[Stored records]
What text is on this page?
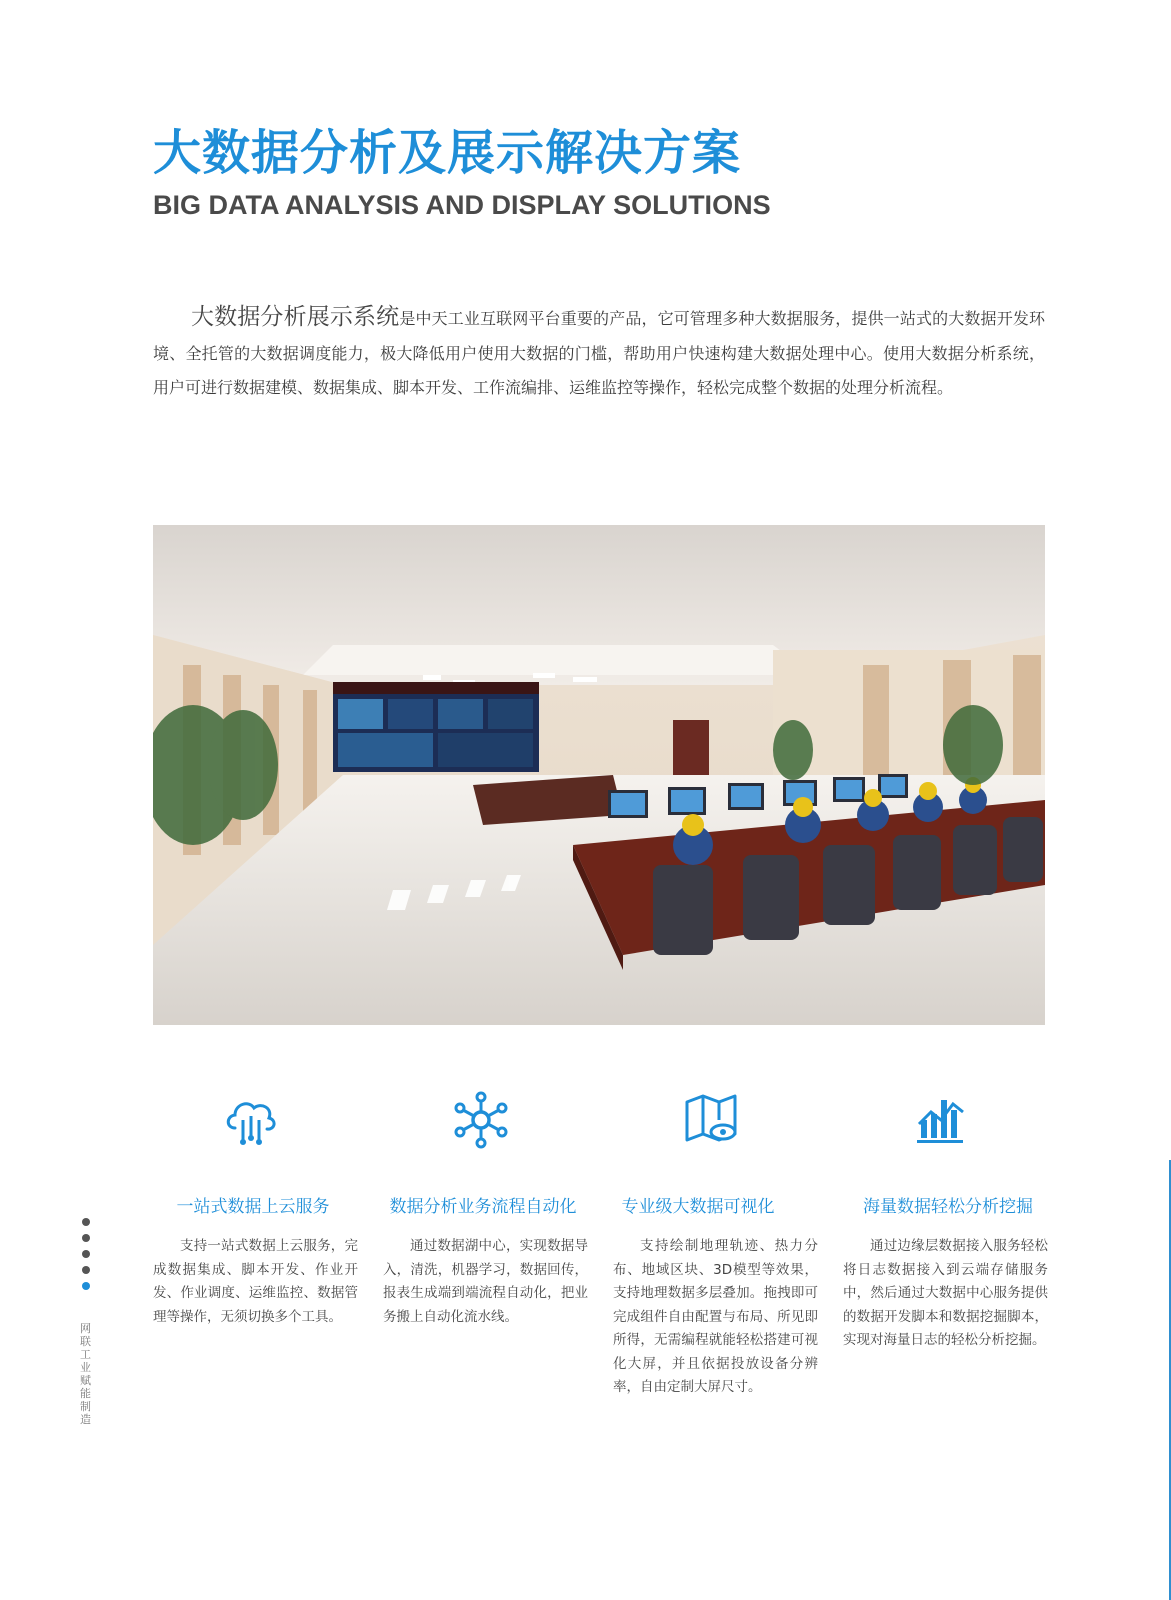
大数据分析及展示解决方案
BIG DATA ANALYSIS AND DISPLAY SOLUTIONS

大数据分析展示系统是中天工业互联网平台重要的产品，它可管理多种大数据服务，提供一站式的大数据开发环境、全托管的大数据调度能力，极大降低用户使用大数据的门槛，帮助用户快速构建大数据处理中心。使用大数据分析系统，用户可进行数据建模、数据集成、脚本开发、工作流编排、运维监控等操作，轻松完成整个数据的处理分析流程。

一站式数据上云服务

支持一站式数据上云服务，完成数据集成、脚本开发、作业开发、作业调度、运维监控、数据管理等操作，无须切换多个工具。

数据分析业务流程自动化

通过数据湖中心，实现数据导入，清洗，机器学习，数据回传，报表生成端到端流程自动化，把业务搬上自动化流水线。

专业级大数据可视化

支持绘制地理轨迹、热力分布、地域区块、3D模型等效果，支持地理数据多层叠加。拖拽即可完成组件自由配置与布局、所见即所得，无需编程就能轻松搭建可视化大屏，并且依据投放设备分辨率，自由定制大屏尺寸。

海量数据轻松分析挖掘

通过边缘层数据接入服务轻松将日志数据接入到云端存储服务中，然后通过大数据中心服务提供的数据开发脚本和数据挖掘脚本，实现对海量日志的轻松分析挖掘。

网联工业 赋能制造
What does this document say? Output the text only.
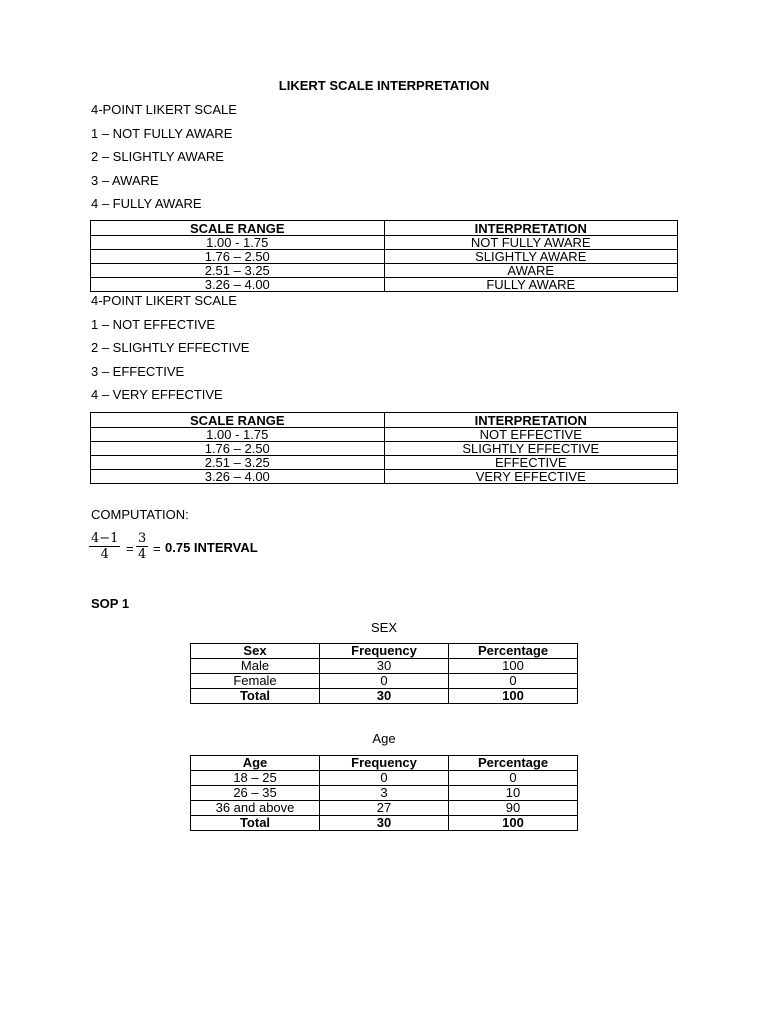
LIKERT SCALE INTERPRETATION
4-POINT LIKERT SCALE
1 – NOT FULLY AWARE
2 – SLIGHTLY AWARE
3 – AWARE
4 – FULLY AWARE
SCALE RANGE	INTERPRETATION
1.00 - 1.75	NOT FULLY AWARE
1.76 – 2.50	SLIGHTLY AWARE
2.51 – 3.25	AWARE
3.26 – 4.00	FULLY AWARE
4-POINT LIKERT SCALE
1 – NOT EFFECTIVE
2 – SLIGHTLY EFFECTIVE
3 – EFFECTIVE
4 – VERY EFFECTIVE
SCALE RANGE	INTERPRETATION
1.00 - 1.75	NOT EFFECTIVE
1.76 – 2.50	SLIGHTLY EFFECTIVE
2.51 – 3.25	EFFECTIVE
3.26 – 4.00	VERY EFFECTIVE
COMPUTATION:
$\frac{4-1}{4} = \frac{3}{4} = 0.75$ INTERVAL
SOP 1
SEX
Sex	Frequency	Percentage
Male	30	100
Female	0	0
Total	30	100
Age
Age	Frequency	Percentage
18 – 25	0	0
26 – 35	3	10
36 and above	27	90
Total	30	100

## Work to be completed
From the records above, pick out and copy each line holding the word "What".

## Answer in full
What text is on this page?
What does this document say? Output the text only.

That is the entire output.